[START Exercise data]

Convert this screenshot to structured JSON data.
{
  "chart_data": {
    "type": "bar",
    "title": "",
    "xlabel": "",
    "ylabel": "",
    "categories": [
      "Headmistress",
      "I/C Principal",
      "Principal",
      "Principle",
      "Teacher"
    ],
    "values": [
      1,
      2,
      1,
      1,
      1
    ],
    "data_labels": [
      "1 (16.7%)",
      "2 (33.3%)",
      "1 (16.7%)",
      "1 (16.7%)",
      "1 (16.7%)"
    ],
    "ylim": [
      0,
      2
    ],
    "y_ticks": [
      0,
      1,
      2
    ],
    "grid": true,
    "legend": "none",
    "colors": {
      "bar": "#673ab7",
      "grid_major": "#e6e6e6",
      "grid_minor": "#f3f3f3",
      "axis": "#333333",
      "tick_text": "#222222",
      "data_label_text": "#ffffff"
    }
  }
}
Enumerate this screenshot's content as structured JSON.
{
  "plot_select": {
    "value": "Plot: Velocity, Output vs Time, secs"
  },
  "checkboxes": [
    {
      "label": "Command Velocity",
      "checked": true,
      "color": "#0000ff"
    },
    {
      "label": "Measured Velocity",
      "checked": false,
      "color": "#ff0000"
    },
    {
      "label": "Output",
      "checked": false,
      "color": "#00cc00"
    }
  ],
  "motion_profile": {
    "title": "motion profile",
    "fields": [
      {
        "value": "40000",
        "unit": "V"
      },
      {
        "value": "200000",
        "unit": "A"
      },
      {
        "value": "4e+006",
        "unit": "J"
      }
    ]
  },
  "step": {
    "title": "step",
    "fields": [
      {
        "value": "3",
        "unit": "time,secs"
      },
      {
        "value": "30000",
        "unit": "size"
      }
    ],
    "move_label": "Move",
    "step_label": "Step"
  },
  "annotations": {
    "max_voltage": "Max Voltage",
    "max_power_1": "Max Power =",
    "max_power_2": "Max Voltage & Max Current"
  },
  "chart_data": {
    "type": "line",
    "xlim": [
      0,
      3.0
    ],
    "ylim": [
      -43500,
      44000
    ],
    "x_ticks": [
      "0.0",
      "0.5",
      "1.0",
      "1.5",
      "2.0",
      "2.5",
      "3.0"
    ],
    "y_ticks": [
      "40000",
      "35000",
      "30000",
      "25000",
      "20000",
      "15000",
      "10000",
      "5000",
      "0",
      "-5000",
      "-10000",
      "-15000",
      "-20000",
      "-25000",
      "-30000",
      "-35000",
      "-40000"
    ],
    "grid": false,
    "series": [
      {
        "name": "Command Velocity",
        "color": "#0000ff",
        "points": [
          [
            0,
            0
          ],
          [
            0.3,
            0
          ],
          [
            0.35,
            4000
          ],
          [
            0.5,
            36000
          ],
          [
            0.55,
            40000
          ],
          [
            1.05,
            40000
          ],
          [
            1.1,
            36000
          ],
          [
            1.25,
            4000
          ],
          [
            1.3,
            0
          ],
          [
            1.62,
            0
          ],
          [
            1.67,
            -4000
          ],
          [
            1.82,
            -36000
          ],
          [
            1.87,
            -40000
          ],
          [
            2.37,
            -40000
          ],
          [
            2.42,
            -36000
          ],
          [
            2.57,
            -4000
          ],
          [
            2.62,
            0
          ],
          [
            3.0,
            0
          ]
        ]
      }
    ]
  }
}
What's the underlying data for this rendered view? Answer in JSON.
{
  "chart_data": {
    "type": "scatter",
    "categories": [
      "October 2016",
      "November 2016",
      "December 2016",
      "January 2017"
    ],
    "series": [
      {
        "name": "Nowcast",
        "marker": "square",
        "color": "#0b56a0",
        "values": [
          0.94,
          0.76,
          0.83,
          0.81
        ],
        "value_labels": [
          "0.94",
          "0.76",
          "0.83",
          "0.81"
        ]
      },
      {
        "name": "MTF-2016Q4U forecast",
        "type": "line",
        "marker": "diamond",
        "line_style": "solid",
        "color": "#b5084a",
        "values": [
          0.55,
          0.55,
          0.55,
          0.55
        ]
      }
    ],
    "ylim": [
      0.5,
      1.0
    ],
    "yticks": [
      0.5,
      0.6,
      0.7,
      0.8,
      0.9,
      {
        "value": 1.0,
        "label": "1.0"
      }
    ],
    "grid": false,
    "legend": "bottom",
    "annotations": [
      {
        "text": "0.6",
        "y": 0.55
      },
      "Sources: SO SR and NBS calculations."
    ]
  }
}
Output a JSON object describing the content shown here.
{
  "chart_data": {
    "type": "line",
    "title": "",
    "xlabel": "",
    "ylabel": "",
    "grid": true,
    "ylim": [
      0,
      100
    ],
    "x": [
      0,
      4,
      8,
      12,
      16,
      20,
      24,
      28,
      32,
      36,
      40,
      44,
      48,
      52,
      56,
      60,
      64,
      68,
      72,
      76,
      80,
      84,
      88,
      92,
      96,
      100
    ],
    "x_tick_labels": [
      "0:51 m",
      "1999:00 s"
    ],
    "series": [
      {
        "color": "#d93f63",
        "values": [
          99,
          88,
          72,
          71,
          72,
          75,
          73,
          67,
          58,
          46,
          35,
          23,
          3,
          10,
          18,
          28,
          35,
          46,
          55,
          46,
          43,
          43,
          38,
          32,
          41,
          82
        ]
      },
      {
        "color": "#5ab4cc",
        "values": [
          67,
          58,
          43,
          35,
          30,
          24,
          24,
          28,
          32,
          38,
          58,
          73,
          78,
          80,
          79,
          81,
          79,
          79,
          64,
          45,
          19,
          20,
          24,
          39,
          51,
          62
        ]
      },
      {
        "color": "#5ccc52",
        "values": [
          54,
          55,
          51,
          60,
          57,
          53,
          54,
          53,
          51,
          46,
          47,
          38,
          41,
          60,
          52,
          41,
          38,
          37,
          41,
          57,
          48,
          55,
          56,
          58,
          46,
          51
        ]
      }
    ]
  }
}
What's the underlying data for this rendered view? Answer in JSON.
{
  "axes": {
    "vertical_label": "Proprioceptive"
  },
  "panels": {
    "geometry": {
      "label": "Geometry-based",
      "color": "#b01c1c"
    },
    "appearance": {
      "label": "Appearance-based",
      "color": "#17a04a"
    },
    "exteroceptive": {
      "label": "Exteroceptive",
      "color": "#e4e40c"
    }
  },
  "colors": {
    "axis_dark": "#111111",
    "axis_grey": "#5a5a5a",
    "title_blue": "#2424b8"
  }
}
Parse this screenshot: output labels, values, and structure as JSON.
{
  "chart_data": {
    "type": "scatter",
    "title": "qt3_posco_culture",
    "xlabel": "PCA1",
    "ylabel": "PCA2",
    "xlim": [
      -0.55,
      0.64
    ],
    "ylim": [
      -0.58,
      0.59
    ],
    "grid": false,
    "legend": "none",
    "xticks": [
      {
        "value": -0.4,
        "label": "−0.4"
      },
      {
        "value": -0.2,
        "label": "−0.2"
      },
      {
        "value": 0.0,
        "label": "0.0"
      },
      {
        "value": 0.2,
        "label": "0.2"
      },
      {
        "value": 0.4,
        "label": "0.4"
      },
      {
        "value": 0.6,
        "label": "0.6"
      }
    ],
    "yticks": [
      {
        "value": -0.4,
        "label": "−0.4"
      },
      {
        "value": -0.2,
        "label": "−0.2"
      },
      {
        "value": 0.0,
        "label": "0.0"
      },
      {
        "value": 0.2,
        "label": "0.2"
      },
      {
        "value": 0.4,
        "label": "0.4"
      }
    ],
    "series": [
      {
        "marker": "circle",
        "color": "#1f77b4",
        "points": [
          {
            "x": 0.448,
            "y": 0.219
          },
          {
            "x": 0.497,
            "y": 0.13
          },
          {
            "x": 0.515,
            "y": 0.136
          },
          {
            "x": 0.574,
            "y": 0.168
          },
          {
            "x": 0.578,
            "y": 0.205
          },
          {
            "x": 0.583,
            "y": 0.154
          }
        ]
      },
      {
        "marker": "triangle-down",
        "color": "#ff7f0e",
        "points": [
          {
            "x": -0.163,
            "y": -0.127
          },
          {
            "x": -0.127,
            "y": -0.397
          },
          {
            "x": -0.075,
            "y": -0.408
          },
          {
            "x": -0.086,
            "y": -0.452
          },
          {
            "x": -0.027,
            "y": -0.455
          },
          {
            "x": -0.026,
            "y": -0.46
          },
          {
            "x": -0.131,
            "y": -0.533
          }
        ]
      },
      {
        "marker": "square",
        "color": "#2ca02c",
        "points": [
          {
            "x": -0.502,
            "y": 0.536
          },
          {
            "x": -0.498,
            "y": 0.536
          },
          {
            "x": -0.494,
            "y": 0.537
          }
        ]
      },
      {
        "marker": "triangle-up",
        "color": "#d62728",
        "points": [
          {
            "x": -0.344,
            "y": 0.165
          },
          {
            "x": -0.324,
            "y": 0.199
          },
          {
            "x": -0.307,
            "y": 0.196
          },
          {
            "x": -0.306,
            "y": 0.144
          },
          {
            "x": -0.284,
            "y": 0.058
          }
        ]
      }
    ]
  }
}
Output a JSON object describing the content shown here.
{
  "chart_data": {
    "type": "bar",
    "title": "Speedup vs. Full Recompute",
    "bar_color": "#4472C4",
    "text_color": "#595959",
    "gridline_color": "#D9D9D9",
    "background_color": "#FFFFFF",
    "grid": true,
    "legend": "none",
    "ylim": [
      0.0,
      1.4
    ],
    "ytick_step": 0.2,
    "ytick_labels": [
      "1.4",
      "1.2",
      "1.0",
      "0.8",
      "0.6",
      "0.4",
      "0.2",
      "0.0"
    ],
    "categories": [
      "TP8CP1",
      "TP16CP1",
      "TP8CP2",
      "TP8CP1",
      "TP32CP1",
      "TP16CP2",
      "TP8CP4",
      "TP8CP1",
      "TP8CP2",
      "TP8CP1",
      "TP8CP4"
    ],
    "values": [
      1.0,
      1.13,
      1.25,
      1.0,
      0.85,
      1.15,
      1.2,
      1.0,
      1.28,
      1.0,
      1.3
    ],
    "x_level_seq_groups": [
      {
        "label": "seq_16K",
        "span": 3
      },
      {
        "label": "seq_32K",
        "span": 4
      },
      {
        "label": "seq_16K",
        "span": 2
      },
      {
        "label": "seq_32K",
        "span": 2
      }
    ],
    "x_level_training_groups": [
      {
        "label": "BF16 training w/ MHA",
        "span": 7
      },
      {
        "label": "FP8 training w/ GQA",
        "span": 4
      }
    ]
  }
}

[END Exercise data]

— Your instructions —
Go through the lines above. Select every one that has the string "Velocity".

— Task response —
    "value": "Plot: Velocity, Output vs Time, secs"
      "label": "Command Velocity",
      "label": "Measured Velocity",
        "name": "Command Velocity",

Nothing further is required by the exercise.